#### [Dataset items]
• • • •

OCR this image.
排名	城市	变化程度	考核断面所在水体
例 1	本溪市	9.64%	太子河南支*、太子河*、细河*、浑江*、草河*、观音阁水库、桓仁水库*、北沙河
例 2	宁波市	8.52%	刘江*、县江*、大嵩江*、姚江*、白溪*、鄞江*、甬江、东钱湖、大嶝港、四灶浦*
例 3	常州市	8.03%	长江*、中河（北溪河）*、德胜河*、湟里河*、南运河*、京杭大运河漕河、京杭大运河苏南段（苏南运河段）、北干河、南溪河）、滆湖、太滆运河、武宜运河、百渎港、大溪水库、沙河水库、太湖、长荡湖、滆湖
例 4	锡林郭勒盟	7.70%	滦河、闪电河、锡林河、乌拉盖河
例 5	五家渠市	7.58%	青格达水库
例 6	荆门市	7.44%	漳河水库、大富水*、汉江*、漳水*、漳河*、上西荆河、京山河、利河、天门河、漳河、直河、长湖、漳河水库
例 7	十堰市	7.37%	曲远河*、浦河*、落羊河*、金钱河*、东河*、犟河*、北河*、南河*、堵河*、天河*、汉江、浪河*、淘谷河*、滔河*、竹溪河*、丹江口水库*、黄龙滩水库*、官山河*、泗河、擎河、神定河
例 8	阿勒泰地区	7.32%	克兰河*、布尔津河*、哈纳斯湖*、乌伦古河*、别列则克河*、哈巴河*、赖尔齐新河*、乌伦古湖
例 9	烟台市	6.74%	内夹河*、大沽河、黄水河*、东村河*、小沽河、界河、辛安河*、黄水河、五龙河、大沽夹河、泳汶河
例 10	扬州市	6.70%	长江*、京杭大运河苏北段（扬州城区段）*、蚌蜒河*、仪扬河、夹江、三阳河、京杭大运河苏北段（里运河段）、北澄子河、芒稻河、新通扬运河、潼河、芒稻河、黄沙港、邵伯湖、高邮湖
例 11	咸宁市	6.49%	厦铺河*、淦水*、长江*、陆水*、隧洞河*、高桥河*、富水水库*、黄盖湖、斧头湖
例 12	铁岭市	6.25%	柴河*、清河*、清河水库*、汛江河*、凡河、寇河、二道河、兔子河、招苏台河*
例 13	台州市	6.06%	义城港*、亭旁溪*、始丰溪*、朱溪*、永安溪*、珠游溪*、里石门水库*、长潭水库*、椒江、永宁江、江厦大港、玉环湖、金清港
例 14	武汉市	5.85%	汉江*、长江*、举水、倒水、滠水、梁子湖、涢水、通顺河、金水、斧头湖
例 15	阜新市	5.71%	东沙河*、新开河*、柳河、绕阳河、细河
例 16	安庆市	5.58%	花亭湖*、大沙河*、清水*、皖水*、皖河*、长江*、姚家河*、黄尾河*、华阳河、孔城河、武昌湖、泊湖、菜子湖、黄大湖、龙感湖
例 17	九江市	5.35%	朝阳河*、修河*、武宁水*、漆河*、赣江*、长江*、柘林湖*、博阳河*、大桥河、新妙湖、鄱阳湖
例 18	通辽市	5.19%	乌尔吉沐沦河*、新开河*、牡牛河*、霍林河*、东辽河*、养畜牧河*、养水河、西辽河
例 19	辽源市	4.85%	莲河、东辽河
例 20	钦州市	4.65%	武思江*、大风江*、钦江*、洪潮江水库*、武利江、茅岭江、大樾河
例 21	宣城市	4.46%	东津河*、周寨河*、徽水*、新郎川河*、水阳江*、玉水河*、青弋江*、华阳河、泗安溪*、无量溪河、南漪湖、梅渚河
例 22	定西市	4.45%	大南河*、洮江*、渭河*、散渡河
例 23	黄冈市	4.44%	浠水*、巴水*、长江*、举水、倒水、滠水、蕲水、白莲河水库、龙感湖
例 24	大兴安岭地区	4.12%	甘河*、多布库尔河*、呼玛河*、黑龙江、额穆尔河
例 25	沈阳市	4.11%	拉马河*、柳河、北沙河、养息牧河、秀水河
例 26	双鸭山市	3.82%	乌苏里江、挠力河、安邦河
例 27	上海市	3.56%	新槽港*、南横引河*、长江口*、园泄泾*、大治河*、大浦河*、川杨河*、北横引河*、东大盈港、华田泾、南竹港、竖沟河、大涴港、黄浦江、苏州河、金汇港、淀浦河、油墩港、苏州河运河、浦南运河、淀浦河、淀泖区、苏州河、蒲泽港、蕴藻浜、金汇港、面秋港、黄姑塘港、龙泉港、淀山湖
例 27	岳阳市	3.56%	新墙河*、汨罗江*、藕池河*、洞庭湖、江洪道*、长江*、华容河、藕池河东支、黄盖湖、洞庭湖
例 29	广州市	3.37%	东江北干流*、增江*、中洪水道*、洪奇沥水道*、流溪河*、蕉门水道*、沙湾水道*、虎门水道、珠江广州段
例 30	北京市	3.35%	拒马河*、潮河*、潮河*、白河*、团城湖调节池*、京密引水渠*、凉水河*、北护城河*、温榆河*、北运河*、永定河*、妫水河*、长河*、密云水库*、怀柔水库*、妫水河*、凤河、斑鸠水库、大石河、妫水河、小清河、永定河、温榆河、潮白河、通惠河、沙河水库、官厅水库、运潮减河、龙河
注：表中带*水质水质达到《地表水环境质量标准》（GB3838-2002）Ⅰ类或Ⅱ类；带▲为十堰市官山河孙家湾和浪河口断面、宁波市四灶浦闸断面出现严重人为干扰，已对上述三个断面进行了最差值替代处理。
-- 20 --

• • • •

#### [Given instruction]
Say how many lines contain the string "沙河水库", giving nothing but the count.

#### [Final answer]
2